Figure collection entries
★ ★ ★ ★ ★ ★ ★
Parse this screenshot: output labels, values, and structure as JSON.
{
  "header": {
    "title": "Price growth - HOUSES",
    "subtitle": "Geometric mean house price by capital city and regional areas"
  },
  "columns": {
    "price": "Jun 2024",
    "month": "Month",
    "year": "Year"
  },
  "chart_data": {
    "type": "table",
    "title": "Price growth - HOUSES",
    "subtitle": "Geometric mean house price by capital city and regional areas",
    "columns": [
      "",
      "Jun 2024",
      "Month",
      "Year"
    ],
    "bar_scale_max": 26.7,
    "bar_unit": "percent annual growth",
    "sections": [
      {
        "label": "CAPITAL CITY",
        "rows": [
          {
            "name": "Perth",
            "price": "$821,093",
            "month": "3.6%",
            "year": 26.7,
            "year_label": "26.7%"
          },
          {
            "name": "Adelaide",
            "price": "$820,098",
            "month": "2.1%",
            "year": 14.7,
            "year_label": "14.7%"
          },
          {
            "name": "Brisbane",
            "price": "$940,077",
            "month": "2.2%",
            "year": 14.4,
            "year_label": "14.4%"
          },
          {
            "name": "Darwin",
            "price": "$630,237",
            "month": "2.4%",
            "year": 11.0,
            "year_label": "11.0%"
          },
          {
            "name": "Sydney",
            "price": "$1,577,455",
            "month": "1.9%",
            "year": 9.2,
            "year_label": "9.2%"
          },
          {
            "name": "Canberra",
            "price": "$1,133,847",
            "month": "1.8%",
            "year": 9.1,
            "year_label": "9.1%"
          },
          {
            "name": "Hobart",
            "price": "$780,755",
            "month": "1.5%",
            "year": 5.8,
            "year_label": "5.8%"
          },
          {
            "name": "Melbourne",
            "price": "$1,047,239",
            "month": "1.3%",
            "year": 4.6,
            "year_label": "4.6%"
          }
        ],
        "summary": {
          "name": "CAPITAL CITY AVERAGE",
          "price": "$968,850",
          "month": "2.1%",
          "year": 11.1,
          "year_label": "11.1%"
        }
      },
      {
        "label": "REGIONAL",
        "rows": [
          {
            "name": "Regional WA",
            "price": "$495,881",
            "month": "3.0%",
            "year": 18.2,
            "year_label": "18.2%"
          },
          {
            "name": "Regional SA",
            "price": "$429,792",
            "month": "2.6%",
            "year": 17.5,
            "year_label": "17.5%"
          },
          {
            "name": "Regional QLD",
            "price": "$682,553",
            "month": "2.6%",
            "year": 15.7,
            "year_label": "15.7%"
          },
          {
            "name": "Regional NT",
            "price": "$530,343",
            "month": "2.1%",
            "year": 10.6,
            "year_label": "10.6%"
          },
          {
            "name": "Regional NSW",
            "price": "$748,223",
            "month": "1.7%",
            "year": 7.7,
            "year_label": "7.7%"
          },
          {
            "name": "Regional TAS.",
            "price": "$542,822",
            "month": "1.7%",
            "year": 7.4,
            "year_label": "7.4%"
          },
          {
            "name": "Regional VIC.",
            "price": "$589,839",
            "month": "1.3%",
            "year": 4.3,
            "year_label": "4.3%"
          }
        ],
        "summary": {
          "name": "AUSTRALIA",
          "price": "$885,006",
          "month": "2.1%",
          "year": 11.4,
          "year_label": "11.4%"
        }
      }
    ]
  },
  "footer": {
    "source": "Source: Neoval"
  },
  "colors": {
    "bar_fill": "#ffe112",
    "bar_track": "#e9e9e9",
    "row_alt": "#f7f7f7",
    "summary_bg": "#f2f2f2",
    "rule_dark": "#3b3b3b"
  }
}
★ ★ ★ ★ ★ ★ ★
### Goal of the exercise
Reproduce the data in full, exactly as presented.

### Solved exercise
Parse this screenshot: output labels, values, and structure as JSON.
{
  "header": {
    "title": "Price growth - HOUSES",
    "subtitle": "Geometric mean house price by capital city and regional areas"
  },
  "columns": {
    "price": "Jun 2024",
    "month": "Month",
    "year": "Year"
  },
  "chart_data": {
    "type": "table",
    "title": "Price growth - HOUSES",
    "subtitle": "Geometric mean house price by capital city and regional areas",
    "columns": [
      "",
      "Jun 2024",
      "Month",
      "Year"
    ],
    "bar_scale_max": 26.7,
    "bar_unit": "percent annual growth",
    "sections": [
      {
        "label": "CAPITAL CITY",
        "rows": [
          {
            "name": "Perth",
            "price": "$821,093",
            "month": "3.6%",
            "year": 26.7,
            "year_label": "26.7%"
          },
          {
            "name": "Adelaide",
            "price": "$820,098",
            "month": "2.1%",
            "year": 14.7,
            "year_label": "14.7%"
          },
          {
            "name": "Brisbane",
            "price": "$940,077",
            "month": "2.2%",
            "year": 14.4,
            "year_label": "14.4%"
          },
          {
            "name": "Darwin",
            "price": "$630,237",
            "month": "2.4%",
            "year": 11.0,
            "year_label": "11.0%"
          },
          {
            "name": "Sydney",
            "price": "$1,577,455",
            "month": "1.9%",
            "year": 9.2,
            "year_label": "9.2%"
          },
          {
            "name": "Canberra",
            "price": "$1,133,847",
            "month": "1.8%",
            "year": 9.1,
            "year_label": "9.1%"
          },
          {
            "name": "Hobart",
            "price": "$780,755",
            "month": "1.5%",
            "year": 5.8,
            "year_label": "5.8%"
          },
          {
            "name": "Melbourne",
            "price": "$1,047,239",
            "month": "1.3%",
            "year": 4.6,
            "year_label": "4.6%"
          }
        ],
        "summary": {
          "name": "CAPITAL CITY AVERAGE",
          "price": "$968,850",
          "month": "2.1%",
          "year": 11.1,
          "year_label": "11.1%"
        }
      },
      {
        "label": "REGIONAL",
        "rows": [
          {
            "name": "Regional WA",
            "price": "$495,881",
            "month": "3.0%",
            "year": 18.2,
            "year_label": "18.2%"
          },
          {
            "name": "Regional SA",
            "price": "$429,792",
            "month": "2.6%",
            "year": 17.5,
            "year_label": "17.5%"
          },
          {
            "name": "Regional QLD",
            "price": "$682,553",
            "month": "2.6%",
            "year": 15.7,
            "year_label": "15.7%"
          },
          {
            "name": "Regional NT",
            "price": "$530,343",
            "month": "2.1%",
            "year": 10.6,
            "year_label": "10.6%"
          },
          {
            "name": "Regional NSW",
            "price": "$748,223",
            "month": "1.7%",
            "year": 7.7,
            "year_label": "7.7%"
          },
          {
            "name": "Regional TAS.",
            "price": "$542,822",
            "month": "1.7%",
            "year": 7.4,
            "year_label": "7.4%"
          },
          {
            "name": "Regional VIC.",
            "price": "$589,839",
            "month": "1.3%",
            "year": 4.3,
            "year_label": "4.3%"
          }
        ],
        "summary": {
          "name": "AUSTRALIA",
          "price": "$885,006",
          "month": "2.1%",
          "year": 11.4,
          "year_label": "11.4%"
        }
      }
    ]
  },
  "footer": {
    "source": "Source: Neoval"
  },
  "colors": {
    "bar_fill": "#ffe112",
    "bar_track": "#e9e9e9",
    "row_alt": "#f7f7f7",
    "summary_bg": "#f2f2f2",
    "rule_dark": "#3b3b3b"
  }
}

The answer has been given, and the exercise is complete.